29th Rosen Outdoor Sculpture Exhibition Invitational

June 1, 2015 – April 30, 2016(This exhibition has passed.)

The Rosen Outdoor Sculpture Competition & Exhibition is a national juried competition presented annually by the Turchin Center for the Visual Arts on the campus of Appalachian State University in Boone, North Carolina. The Rosen has become an integral part of An Appalachian Summer Festival, the university’s annual multi-arts celebration presented by the Office of Arts & Cultural Programs.

Martin and Doris Rosen established the Rosen Outdoor Sculpture Competition & Exhibition in 1987. For the past 28 years, this nationally recognized competition has served as a highlight and point of pride for Appalachian State University’s summer arts festival, An Appalachian Summer Festival, and has brought a remarkable array of contemporary sculpture to Boone, North Carolina.

To mark the 29th season of this important program in the summer of 2015, the Rosen Sculptural Invitational will feature work curated by the Turchin Center’s curatorial staff in honor of Martin and Doris Rosen. A selection of artists who have participated in past Rosen exhibitions will be invited to submit new work for display on the Appalachian campus. The invitational format allows the Turchin Center to work with artists whose sculpture was especially significant and meaningful to the Rosen Family.

On the occasion of the Rosen’s 50th wedding anniversary in October 1999, their children established the Martin and Doris Rosen Scholarship to assist rising junior or senior art majors at Appalachian State. The continued support and generosity of the Rosen Family has also made possible the 29th Rosen Sculpture Invitational, which promises a fascinating exploration into the world of contemporary sculpture!

Robbie Barber, Southern Comfort

Robbie Barber, Southern Comfort

Sculptures

Composition #5

Dana Gingras
Mooresville, NC

Granite, marble, steel
6′ x 2′-1″ x 1′

Composition #5: Dana Gingras

Artist statement

I have always had a fascination with color. However, it has been absent in my work for a number of years as I focused on more natural patinas and finishes. Recently I found an old copy of Josef Albers book Interaction of Color and my love for color was born anew. I decided to create a body of work that would balance playfulness, and a more serious exploration of color theory.

Composition #5 is the 2nd piece in the series “contemplating color”. It celebrates basic forms, and explores the juxtaposition of colors and their interactions with the changing light and shadows. 

At first glance Composition #5 is meant to simply delight. Its bright primary colors and basic forms are easily related to, and are meant to evoke memories of a simple carefree time. However, upon closer inspection one will notice that the colors are not static. Each color reacts differently to the one next to it depending on time of day and the changing seasons. Composition #5 is a piece that is in a state of constant flux. It is a fun way to encourage viewers to slow down and contemplate the subtle nature of color.

◆ **Exercise A**:
Retype the stretch of the Rosen sculpture exhibition page from "I have always" through "light and shadows.".

◆ **Given records**:
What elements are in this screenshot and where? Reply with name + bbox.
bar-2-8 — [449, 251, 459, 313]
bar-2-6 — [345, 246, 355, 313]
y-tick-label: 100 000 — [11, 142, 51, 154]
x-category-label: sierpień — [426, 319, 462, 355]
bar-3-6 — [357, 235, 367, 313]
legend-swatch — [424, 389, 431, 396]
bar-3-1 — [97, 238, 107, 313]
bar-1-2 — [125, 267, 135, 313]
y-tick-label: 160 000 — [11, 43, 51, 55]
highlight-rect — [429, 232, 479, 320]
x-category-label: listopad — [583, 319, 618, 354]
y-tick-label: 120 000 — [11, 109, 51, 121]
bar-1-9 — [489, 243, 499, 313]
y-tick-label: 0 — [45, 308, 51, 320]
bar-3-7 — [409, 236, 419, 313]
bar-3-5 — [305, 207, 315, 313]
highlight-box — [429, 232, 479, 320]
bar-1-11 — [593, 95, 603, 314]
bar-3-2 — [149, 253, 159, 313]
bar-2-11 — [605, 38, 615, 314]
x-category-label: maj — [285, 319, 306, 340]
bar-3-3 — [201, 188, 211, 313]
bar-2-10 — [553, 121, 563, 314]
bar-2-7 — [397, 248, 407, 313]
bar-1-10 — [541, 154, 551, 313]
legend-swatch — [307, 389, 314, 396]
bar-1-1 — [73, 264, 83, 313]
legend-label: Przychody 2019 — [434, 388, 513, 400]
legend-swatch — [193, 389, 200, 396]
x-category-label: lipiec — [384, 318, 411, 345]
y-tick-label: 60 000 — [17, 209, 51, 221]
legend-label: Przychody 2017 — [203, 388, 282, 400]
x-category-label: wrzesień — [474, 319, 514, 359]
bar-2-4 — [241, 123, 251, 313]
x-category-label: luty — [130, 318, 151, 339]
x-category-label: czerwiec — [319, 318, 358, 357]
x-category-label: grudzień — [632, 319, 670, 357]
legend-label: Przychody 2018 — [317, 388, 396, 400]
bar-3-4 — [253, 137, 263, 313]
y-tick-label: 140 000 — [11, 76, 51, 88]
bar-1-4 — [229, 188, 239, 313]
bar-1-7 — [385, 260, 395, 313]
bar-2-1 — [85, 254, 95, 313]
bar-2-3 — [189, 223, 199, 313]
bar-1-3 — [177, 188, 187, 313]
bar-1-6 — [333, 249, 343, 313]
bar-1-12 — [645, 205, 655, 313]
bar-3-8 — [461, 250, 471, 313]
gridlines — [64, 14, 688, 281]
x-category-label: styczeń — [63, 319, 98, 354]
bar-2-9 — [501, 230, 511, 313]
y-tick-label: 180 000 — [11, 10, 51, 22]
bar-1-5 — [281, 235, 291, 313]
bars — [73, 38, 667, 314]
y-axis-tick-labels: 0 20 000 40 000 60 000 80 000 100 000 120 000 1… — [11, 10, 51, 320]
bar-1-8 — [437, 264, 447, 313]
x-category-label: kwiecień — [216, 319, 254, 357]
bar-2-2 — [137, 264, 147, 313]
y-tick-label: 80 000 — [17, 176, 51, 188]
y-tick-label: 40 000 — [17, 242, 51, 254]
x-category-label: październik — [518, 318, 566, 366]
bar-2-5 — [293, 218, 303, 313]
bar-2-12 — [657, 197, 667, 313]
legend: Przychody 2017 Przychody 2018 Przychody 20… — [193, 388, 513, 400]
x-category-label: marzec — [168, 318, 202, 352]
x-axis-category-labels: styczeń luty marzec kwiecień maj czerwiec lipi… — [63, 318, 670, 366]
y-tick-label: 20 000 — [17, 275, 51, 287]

◆ **Exercise B**:
Rewrite the stretch of entries from the first one through the line containing "bar-1-1 — [73, 264, 83, 313]", changing "legend-swatch" to "legend-marker" and leaving everything else unchanged. Give only that stretch.

◆ **Right answer A**:
I have always had a fascination with color. However, it has been absent in my work for a number of years as I focused on more natural patinas and finishes. Recently I found an old copy of Josef Albers book Interaction of Color and my love for color was born anew. I decided to create a body of work that would balance playfulness, and a more serious exploration of color theory.

Composition #5 is the 2nd piece in the series “contemplating color”. It celebrates basic forms, and explores the juxtaposition of colors and their interactions with the changing light and shadows.

◆ **Right answer B**:
What elements are in this screenshot and where? Reply with name + bbox.
bar-2-8 — [449, 251, 459, 313]
bar-2-6 — [345, 246, 355, 313]
y-tick-label: 100 000 — [11, 142, 51, 154]
x-category-label: sierpień — [426, 319, 462, 355]
bar-3-6 — [357, 235, 367, 313]
legend-marker — [424, 389, 431, 396]
bar-3-1 — [97, 238, 107, 313]
bar-1-2 — [125, 267, 135, 313]
y-tick-label: 160 000 — [11, 43, 51, 55]
highlight-rect — [429, 232, 479, 320]
x-category-label: listopad — [583, 319, 618, 354]
y-tick-label: 120 000 — [11, 109, 51, 121]
bar-1-9 — [489, 243, 499, 313]
y-tick-label: 0 — [45, 308, 51, 320]
bar-3-7 — [409, 236, 419, 313]
bar-3-5 — [305, 207, 315, 313]
highlight-box — [429, 232, 479, 320]
bar-1-11 — [593, 95, 603, 314]
bar-3-2 — [149, 253, 159, 313]
bar-2-11 — [605, 38, 615, 314]
x-category-label: maj — [285, 319, 306, 340]
bar-3-3 — [201, 188, 211, 313]
bar-2-10 — [553, 121, 563, 314]
bar-2-7 — [397, 248, 407, 313]
bar-1-10 — [541, 154, 551, 313]
legend-marker — [307, 389, 314, 396]
bar-1-1 — [73, 264, 83, 313]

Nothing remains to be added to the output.